• [Exercise directions] Examine the material below. Gather every line in which the string "desacuerdo" appears.

• [Dataset]
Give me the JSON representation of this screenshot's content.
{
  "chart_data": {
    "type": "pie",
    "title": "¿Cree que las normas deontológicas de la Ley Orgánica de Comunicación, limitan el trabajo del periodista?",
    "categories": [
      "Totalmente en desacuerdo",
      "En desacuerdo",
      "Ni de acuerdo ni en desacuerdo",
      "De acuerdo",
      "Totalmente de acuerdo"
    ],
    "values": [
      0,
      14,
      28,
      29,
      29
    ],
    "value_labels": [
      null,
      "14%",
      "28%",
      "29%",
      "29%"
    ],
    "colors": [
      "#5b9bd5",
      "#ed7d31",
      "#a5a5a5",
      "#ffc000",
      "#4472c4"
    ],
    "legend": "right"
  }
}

• [Task response]
      "Totalmente en desacuerdo",
      "En desacuerdo",
      "Ni de acuerdo ni en desacuerdo",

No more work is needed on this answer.